(Chart and figure data)
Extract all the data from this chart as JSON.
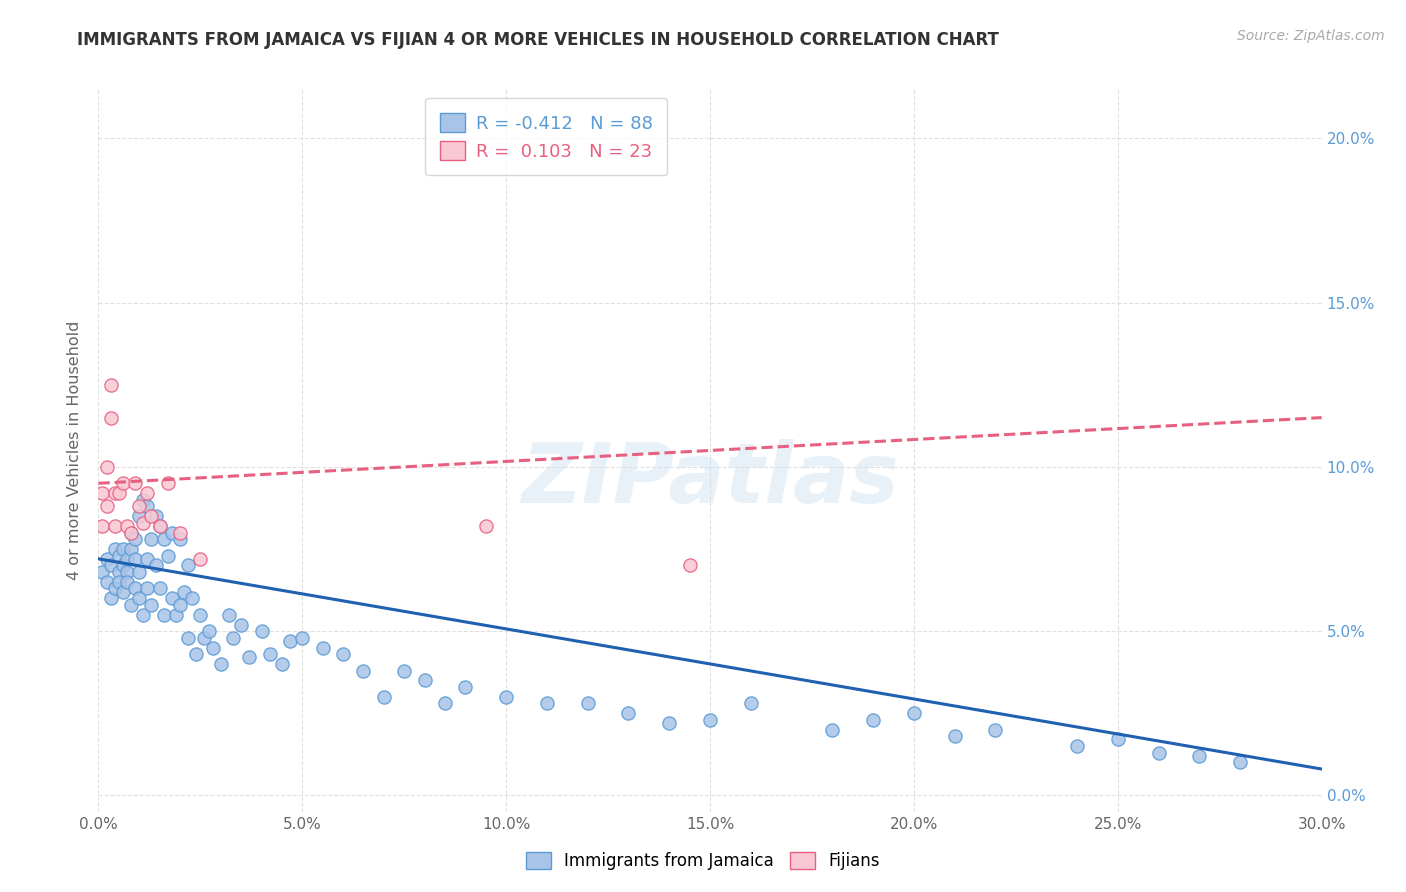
{
  "title": "IMMIGRANTS FROM JAMAICA VS FIJIAN 4 OR MORE VEHICLES IN HOUSEHOLD CORRELATION CHART",
  "source": "Source: ZipAtlas.com",
  "ylabel": "4 or more Vehicles in Household",
  "xlim": [
    0.0,
    0.3
  ],
  "ylim": [
    -0.005,
    0.215
  ],
  "xticks": [
    0.0,
    0.05,
    0.1,
    0.15,
    0.2,
    0.25,
    0.3
  ],
  "yticks": [
    0.0,
    0.05,
    0.1,
    0.15,
    0.2
  ],
  "xtick_labels": [
    "0.0%",
    "5.0%",
    "10.0%",
    "15.0%",
    "20.0%",
    "25.0%",
    "30.0%"
  ],
  "ytick_labels": [
    "0.0%",
    "5.0%",
    "10.0%",
    "15.0%",
    "20.0%"
  ],
  "jamaica_fill": "#aac4e8",
  "jamaica_edge": "#5b9bd5",
  "fijian_fill": "#f9c8d4",
  "fijian_edge": "#e86080",
  "jamaica_line": "#2060b0",
  "fijian_line": "#e86080",
  "bg_color": "#ffffff",
  "grid_color": "#dddddd",
  "title_color": "#333333",
  "right_tick_color": "#5b9bd5",
  "watermark": "ZIPatlas",
  "legend_r_jamaica": "-0.412",
  "legend_n_jamaica": "88",
  "legend_r_fijian": "0.103",
  "legend_n_fijian": "23",
  "jamaica_line_start_y": 0.072,
  "jamaica_line_end_y": 0.008,
  "fijian_line_start_y": 0.095,
  "fijian_line_end_y": 0.115,
  "jamaica_x": [
    0.001,
    0.002,
    0.002,
    0.003,
    0.003,
    0.004,
    0.004,
    0.005,
    0.005,
    0.005,
    0.006,
    0.006,
    0.006,
    0.007,
    0.007,
    0.007,
    0.008,
    0.008,
    0.008,
    0.009,
    0.009,
    0.009,
    0.01,
    0.01,
    0.01,
    0.011,
    0.011,
    0.012,
    0.012,
    0.012,
    0.013,
    0.013,
    0.014,
    0.014,
    0.015,
    0.015,
    0.016,
    0.016,
    0.017,
    0.018,
    0.018,
    0.019,
    0.02,
    0.02,
    0.021,
    0.022,
    0.022,
    0.023,
    0.024,
    0.025,
    0.026,
    0.027,
    0.028,
    0.03,
    0.032,
    0.033,
    0.035,
    0.037,
    0.04,
    0.042,
    0.045,
    0.047,
    0.05,
    0.055,
    0.06,
    0.065,
    0.07,
    0.075,
    0.08,
    0.085,
    0.09,
    0.1,
    0.11,
    0.12,
    0.13,
    0.14,
    0.15,
    0.16,
    0.18,
    0.19,
    0.2,
    0.21,
    0.22,
    0.24,
    0.25,
    0.26,
    0.27,
    0.28
  ],
  "jamaica_y": [
    0.068,
    0.072,
    0.065,
    0.07,
    0.06,
    0.075,
    0.063,
    0.068,
    0.073,
    0.065,
    0.07,
    0.075,
    0.062,
    0.072,
    0.068,
    0.065,
    0.08,
    0.075,
    0.058,
    0.078,
    0.072,
    0.063,
    0.085,
    0.06,
    0.068,
    0.09,
    0.055,
    0.088,
    0.063,
    0.072,
    0.078,
    0.058,
    0.085,
    0.07,
    0.082,
    0.063,
    0.078,
    0.055,
    0.073,
    0.08,
    0.06,
    0.055,
    0.078,
    0.058,
    0.062,
    0.07,
    0.048,
    0.06,
    0.043,
    0.055,
    0.048,
    0.05,
    0.045,
    0.04,
    0.055,
    0.048,
    0.052,
    0.042,
    0.05,
    0.043,
    0.04,
    0.047,
    0.048,
    0.045,
    0.043,
    0.038,
    0.03,
    0.038,
    0.035,
    0.028,
    0.033,
    0.03,
    0.028,
    0.028,
    0.025,
    0.022,
    0.023,
    0.028,
    0.02,
    0.023,
    0.025,
    0.018,
    0.02,
    0.015,
    0.017,
    0.013,
    0.012,
    0.01
  ],
  "fijian_x": [
    0.001,
    0.001,
    0.002,
    0.002,
    0.003,
    0.003,
    0.004,
    0.004,
    0.005,
    0.006,
    0.007,
    0.008,
    0.009,
    0.01,
    0.011,
    0.012,
    0.013,
    0.015,
    0.017,
    0.02,
    0.025,
    0.095,
    0.145
  ],
  "fijian_y": [
    0.092,
    0.082,
    0.1,
    0.088,
    0.125,
    0.115,
    0.092,
    0.082,
    0.092,
    0.095,
    0.082,
    0.08,
    0.095,
    0.088,
    0.083,
    0.092,
    0.085,
    0.082,
    0.095,
    0.08,
    0.072,
    0.082,
    0.07
  ]
}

* _Stated task_:
Restate the entire listing word for word, excluding pictures.

* _The solution_:
Extract all the data from this chart as JSON.
{
  "title": "IMMIGRANTS FROM JAMAICA VS FIJIAN 4 OR MORE VEHICLES IN HOUSEHOLD CORRELATION CHART",
  "source": "Source: ZipAtlas.com",
  "ylabel": "4 or more Vehicles in Household",
  "xlim": [
    0.0,
    0.3
  ],
  "ylim": [
    -0.005,
    0.215
  ],
  "xticks": [
    0.0,
    0.05,
    0.1,
    0.15,
    0.2,
    0.25,
    0.3
  ],
  "yticks": [
    0.0,
    0.05,
    0.1,
    0.15,
    0.2
  ],
  "xtick_labels": [
    "0.0%",
    "5.0%",
    "10.0%",
    "15.0%",
    "20.0%",
    "25.0%",
    "30.0%"
  ],
  "ytick_labels": [
    "0.0%",
    "5.0%",
    "10.0%",
    "15.0%",
    "20.0%"
  ],
  "jamaica_fill": "#aac4e8",
  "jamaica_edge": "#5b9bd5",
  "fijian_fill": "#f9c8d4",
  "fijian_edge": "#e86080",
  "jamaica_line": "#2060b0",
  "fijian_line": "#e86080",
  "bg_color": "#ffffff",
  "grid_color": "#dddddd",
  "title_color": "#333333",
  "right_tick_color": "#5b9bd5",
  "watermark": "ZIPatlas",
  "legend_r_jamaica": "-0.412",
  "legend_n_jamaica": "88",
  "legend_r_fijian": "0.103",
  "legend_n_fijian": "23",
  "jamaica_line_start_y": 0.072,
  "jamaica_line_end_y": 0.008,
  "fijian_line_start_y": 0.095,
  "fijian_line_end_y": 0.115,
  "jamaica_x": [
    0.001,
    0.002,
    0.002,
    0.003,
    0.003,
    0.004,
    0.004,
    0.005,
    0.005,
    0.005,
    0.006,
    0.006,
    0.006,
    0.007,
    0.007,
    0.007,
    0.008,
    0.008,
    0.008,
    0.009,
    0.009,
    0.009,
    0.01,
    0.01,
    0.01,
    0.011,
    0.011,
    0.012,
    0.012,
    0.012,
    0.013,
    0.013,
    0.014,
    0.014,
    0.015,
    0.015,
    0.016,
    0.016,
    0.017,
    0.018,
    0.018,
    0.019,
    0.02,
    0.02,
    0.021,
    0.022,
    0.022,
    0.023,
    0.024,
    0.025,
    0.026,
    0.027,
    0.028,
    0.03,
    0.032,
    0.033,
    0.035,
    0.037,
    0.04,
    0.042,
    0.045,
    0.047,
    0.05,
    0.055,
    0.06,
    0.065,
    0.07,
    0.075,
    0.08,
    0.085,
    0.09,
    0.1,
    0.11,
    0.12,
    0.13,
    0.14,
    0.15,
    0.16,
    0.18,
    0.19,
    0.2,
    0.21,
    0.22,
    0.24,
    0.25,
    0.26,
    0.27,
    0.28
  ],
  "jamaica_y": [
    0.068,
    0.072,
    0.065,
    0.07,
    0.06,
    0.075,
    0.063,
    0.068,
    0.073,
    0.065,
    0.07,
    0.075,
    0.062,
    0.072,
    0.068,
    0.065,
    0.08,
    0.075,
    0.058,
    0.078,
    0.072,
    0.063,
    0.085,
    0.06,
    0.068,
    0.09,
    0.055,
    0.088,
    0.063,
    0.072,
    0.078,
    0.058,
    0.085,
    0.07,
    0.082,
    0.063,
    0.078,
    0.055,
    0.073,
    0.08,
    0.06,
    0.055,
    0.078,
    0.058,
    0.062,
    0.07,
    0.048,
    0.06,
    0.043,
    0.055,
    0.048,
    0.05,
    0.045,
    0.04,
    0.055,
    0.048,
    0.052,
    0.042,
    0.05,
    0.043,
    0.04,
    0.047,
    0.048,
    0.045,
    0.043,
    0.038,
    0.03,
    0.038,
    0.035,
    0.028,
    0.033,
    0.03,
    0.028,
    0.028,
    0.025,
    0.022,
    0.023,
    0.028,
    0.02,
    0.023,
    0.025,
    0.018,
    0.02,
    0.015,
    0.017,
    0.013,
    0.012,
    0.01
  ],
  "fijian_x": [
    0.001,
    0.001,
    0.002,
    0.002,
    0.003,
    0.003,
    0.004,
    0.004,
    0.005,
    0.006,
    0.007,
    0.008,
    0.009,
    0.01,
    0.011,
    0.012,
    0.013,
    0.015,
    0.017,
    0.02,
    0.025,
    0.095,
    0.145
  ],
  "fijian_y": [
    0.092,
    0.082,
    0.1,
    0.088,
    0.125,
    0.115,
    0.092,
    0.082,
    0.092,
    0.095,
    0.082,
    0.08,
    0.095,
    0.088,
    0.083,
    0.092,
    0.085,
    0.082,
    0.095,
    0.08,
    0.072,
    0.082,
    0.07
  ]
}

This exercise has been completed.